> [Listed entries]:
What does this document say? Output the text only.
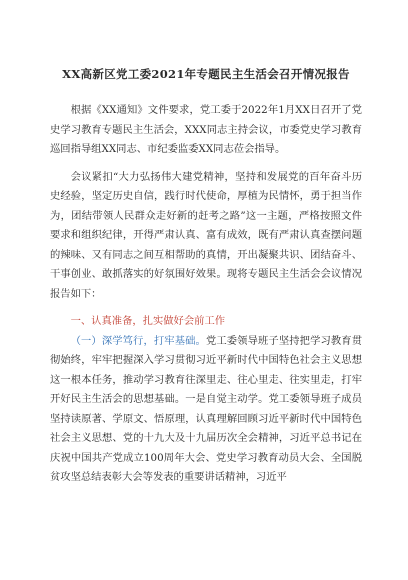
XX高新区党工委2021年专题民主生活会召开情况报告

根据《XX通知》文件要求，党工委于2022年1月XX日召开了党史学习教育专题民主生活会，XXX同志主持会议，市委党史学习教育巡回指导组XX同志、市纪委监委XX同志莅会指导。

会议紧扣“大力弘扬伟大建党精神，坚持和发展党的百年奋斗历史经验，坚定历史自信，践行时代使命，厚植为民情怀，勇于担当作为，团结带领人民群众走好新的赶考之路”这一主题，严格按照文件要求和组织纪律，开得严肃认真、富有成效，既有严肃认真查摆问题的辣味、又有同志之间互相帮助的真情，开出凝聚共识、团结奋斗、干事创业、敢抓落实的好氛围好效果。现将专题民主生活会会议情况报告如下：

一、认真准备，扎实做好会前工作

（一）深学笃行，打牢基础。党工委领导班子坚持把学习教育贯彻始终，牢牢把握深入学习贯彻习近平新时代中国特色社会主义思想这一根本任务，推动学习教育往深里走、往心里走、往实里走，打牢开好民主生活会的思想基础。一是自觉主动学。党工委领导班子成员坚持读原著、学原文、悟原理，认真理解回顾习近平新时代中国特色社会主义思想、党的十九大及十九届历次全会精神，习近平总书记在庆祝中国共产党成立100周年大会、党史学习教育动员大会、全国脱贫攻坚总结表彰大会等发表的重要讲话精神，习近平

> [Exercise description]: Quote every record above exactly, leaving out the pictures.

> [Exercise response]:
What does this document say? Output the text only.
XX高新区党工委2021年专题民主生活会召开情况报告

根据《XX通知》文件要求，党工委于2022年1月XX日召开了党史学习教育专题民主生活会，XXX同志主持会议，市委党史学习教育巡回指导组XX同志、市纪委监委XX同志莅会指导。

会议紧扣“大力弘扬伟大建党精神，坚持和发展党的百年奋斗历史经验，坚定历史自信，践行时代使命，厚植为民情怀，勇于担当作为，团结带领人民群众走好新的赶考之路”这一主题，严格按照文件要求和组织纪律，开得严肃认真、富有成效，既有严肃认真查摆问题的辣味、又有同志之间互相帮助的真情，开出凝聚共识、团结奋斗、干事创业、敢抓落实的好氛围好效果。现将专题民主生活会会议情况报告如下：

一、认真准备，扎实做好会前工作

（一）深学笃行，打牢基础。党工委领导班子坚持把学习教育贯彻始终，牢牢把握深入学习贯彻习近平新时代中国特色社会主义思想这一根本任务，推动学习教育往深里走、往心里走、往实里走，打牢开好民主生活会的思想基础。一是自觉主动学。党工委领导班子成员坚持读原著、学原文、悟原理，认真理解回顾习近平新时代中国特色社会主义思想、党的十九大及十九届历次全会精神，习近平总书记在庆祝中国共产党成立100周年大会、党史学习教育动员大会、全国脱贫攻坚总结表彰大会等发表的重要讲话精神，习近平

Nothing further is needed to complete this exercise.